▶ CHALLENGE
Transcribe the records below exactly as they appear.
Start of RECORDS
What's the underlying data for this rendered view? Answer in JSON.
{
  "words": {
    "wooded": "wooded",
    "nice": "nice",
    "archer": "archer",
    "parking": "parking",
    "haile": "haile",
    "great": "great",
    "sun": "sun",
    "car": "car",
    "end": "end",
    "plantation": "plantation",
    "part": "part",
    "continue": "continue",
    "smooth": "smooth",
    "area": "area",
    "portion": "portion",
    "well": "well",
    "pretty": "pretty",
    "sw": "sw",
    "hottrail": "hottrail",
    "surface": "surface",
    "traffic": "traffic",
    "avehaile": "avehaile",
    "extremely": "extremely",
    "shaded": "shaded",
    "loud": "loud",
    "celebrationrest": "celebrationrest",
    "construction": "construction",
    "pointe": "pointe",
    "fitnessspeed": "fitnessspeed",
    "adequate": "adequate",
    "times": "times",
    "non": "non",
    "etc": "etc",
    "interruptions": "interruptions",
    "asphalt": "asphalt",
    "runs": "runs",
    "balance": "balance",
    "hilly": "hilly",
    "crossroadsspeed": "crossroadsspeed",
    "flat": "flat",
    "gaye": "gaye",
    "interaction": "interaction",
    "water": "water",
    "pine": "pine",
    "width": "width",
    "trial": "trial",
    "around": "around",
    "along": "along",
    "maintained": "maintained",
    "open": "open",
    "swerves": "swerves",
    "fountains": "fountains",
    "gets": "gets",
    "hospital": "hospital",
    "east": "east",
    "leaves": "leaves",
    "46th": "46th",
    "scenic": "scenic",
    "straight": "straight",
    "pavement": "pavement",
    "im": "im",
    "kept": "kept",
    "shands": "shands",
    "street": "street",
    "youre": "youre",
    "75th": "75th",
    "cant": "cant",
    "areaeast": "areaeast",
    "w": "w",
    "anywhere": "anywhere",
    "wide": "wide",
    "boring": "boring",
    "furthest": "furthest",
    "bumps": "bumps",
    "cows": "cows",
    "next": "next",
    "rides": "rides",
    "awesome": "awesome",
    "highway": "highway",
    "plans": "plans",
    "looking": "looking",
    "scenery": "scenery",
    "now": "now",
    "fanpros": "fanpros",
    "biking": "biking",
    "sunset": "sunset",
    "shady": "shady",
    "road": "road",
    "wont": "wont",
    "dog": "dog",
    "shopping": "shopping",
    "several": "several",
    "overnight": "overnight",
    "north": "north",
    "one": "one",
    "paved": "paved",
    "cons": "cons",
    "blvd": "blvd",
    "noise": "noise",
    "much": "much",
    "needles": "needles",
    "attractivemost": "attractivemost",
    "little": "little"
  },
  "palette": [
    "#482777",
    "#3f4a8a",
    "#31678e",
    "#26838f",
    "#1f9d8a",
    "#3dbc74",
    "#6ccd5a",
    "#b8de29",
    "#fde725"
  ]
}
End of RECORDS
▶ RESPONSE
What's the underlying data for this rendered view? Answer in JSON.
{
  "words": {
    "wooded": "wooded",
    "nice": "nice",
    "archer": "archer",
    "parking": "parking",
    "haile": "haile",
    "great": "great",
    "sun": "sun",
    "car": "car",
    "end": "end",
    "plantation": "plantation",
    "part": "part",
    "continue": "continue",
    "smooth": "smooth",
    "area": "area",
    "portion": "portion",
    "well": "well",
    "pretty": "pretty",
    "sw": "sw",
    "hottrail": "hottrail",
    "surface": "surface",
    "traffic": "traffic",
    "avehaile": "avehaile",
    "extremely": "extremely",
    "shaded": "shaded",
    "loud": "loud",
    "celebrationrest": "celebrationrest",
    "construction": "construction",
    "pointe": "pointe",
    "fitnessspeed": "fitnessspeed",
    "adequate": "adequate",
    "times": "times",
    "non": "non",
    "etc": "etc",
    "interruptions": "interruptions",
    "asphalt": "asphalt",
    "runs": "runs",
    "balance": "balance",
    "hilly": "hilly",
    "crossroadsspeed": "crossroadsspeed",
    "flat": "flat",
    "gaye": "gaye",
    "interaction": "interaction",
    "water": "water",
    "pine": "pine",
    "width": "width",
    "trial": "trial",
    "around": "around",
    "along": "along",
    "maintained": "maintained",
    "open": "open",
    "swerves": "swerves",
    "fountains": "fountains",
    "gets": "gets",
    "hospital": "hospital",
    "east": "east",
    "leaves": "leaves",
    "46th": "46th",
    "scenic": "scenic",
    "straight": "straight",
    "pavement": "pavement",
    "im": "im",
    "kept": "kept",
    "shands": "shands",
    "street": "street",
    "youre": "youre",
    "75th": "75th",
    "cant": "cant",
    "areaeast": "areaeast",
    "w": "w",
    "anywhere": "anywhere",
    "wide": "wide",
    "boring": "boring",
    "furthest": "furthest",
    "bumps": "bumps",
    "cows": "cows",
    "next": "next",
    "rides": "rides",
    "awesome": "awesome",
    "highway": "highway",
    "plans": "plans",
    "looking": "looking",
    "scenery": "scenery",
    "now": "now",
    "fanpros": "fanpros",
    "biking": "biking",
    "sunset": "sunset",
    "shady": "shady",
    "road": "road",
    "wont": "wont",
    "dog": "dog",
    "shopping": "shopping",
    "several": "several",
    "overnight": "overnight",
    "north": "north",
    "one": "one",
    "paved": "paved",
    "cons": "cons",
    "blvd": "blvd",
    "noise": "noise",
    "much": "much",
    "needles": "needles",
    "attractivemost": "attractivemost",
    "little": "little"
  },
  "palette": [
    "#482777",
    "#3f4a8a",
    "#31678e",
    "#26838f",
    "#1f9d8a",
    "#3dbc74",
    "#6ccd5a",
    "#b8de29",
    "#fde725"
  ]
}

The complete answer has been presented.